** Start of Available records **

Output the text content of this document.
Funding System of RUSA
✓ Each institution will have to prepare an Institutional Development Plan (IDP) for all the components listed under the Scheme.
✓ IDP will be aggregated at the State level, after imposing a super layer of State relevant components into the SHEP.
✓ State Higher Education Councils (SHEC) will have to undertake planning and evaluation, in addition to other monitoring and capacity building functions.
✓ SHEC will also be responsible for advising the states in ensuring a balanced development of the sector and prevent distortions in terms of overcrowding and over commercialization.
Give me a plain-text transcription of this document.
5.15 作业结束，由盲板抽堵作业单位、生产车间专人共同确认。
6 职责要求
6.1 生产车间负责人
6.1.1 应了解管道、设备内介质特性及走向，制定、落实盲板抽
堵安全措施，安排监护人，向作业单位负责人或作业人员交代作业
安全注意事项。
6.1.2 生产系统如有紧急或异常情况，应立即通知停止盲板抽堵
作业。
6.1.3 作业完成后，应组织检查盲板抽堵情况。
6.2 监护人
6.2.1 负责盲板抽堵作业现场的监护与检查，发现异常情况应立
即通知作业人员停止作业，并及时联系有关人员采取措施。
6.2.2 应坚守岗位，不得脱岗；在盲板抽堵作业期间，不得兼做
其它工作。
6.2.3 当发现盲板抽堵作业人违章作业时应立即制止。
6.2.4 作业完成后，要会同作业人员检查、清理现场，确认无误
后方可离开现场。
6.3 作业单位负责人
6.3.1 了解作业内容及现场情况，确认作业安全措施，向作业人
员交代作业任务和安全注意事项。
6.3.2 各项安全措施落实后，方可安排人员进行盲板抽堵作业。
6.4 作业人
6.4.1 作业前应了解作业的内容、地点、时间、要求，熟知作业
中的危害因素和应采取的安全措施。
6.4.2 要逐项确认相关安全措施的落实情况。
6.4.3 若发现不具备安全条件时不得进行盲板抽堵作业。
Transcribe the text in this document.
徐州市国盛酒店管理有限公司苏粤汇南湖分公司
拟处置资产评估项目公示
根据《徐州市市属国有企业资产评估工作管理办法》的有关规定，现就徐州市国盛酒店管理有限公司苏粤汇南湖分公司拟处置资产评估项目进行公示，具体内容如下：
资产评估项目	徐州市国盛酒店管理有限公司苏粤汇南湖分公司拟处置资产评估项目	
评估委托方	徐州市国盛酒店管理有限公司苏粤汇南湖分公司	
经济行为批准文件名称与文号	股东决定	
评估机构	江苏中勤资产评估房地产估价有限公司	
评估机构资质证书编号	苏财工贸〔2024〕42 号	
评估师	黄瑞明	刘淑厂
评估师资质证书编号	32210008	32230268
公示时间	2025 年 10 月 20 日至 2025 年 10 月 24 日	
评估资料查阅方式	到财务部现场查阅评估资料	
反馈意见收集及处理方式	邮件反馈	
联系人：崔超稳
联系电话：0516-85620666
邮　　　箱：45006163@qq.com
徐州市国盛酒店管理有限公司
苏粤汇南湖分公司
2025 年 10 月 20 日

** End of Available records **

Please output the entries above, every line exactly as it reads.

Output the text content of this document.
Funding System of RUSA
✓ Each institution will have to prepare an Institutional Development Plan (IDP) for all the components listed under the Scheme.
✓ IDP will be aggregated at the State level, after imposing a super layer of State relevant components into the SHEP.
✓ State Higher Education Councils (SHEC) will have to undertake planning and evaluation, in addition to other monitoring and capacity building functions.
✓ SHEC will also be responsible for advising the states in ensuring a balanced development of the sector and prevent distortions in terms of overcrowding and over commercialization.
Give me a plain-text transcription of this document.
5.15 作业结束，由盲板抽堵作业单位、生产车间专人共同确认。
6 职责要求
6.1 生产车间负责人
6.1.1 应了解管道、设备内介质特性及走向，制定、落实盲板抽
堵安全措施，安排监护人，向作业单位负责人或作业人员交代作业
安全注意事项。
6.1.2 生产系统如有紧急或异常情况，应立即通知停止盲板抽堵
作业。
6.1.3 作业完成后，应组织检查盲板抽堵情况。
6.2 监护人
6.2.1 负责盲板抽堵作业现场的监护与检查，发现异常情况应立
即通知作业人员停止作业，并及时联系有关人员采取措施。
6.2.2 应坚守岗位，不得脱岗；在盲板抽堵作业期间，不得兼做
其它工作。
6.2.3 当发现盲板抽堵作业人违章作业时应立即制止。
6.2.4 作业完成后，要会同作业人员检查、清理现场，确认无误
后方可离开现场。
6.3 作业单位负责人
6.3.1 了解作业内容及现场情况，确认作业安全措施，向作业人
员交代作业任务和安全注意事项。
6.3.2 各项安全措施落实后，方可安排人员进行盲板抽堵作业。
6.4 作业人
6.4.1 作业前应了解作业的内容、地点、时间、要求，熟知作业
中的危害因素和应采取的安全措施。
6.4.2 要逐项确认相关安全措施的落实情况。
6.4.3 若发现不具备安全条件时不得进行盲板抽堵作业。
Transcribe the text in this document.
徐州市国盛酒店管理有限公司苏粤汇南湖分公司
拟处置资产评估项目公示
根据《徐州市市属国有企业资产评估工作管理办法》的有关规定，现就徐州市国盛酒店管理有限公司苏粤汇南湖分公司拟处置资产评估项目进行公示，具体内容如下：
资产评估项目	徐州市国盛酒店管理有限公司苏粤汇南湖分公司拟处置资产评估项目	
评估委托方	徐州市国盛酒店管理有限公司苏粤汇南湖分公司	
经济行为批准文件名称与文号	股东决定	
评估机构	江苏中勤资产评估房地产估价有限公司	
评估机构资质证书编号	苏财工贸〔2024〕42 号	
评估师	黄瑞明	刘淑厂
评估师资质证书编号	32210008	32230268
公示时间	2025 年 10 月 20 日至 2025 年 10 月 24 日	
评估资料查阅方式	到财务部现场查阅评估资料	
反馈意见收集及处理方式	邮件反馈	
联系人：崔超稳
联系电话：0516-85620666
邮　　　箱：45006163@qq.com
徐州市国盛酒店管理有限公司
苏粤汇南湖分公司
2025 年 10 月 20 日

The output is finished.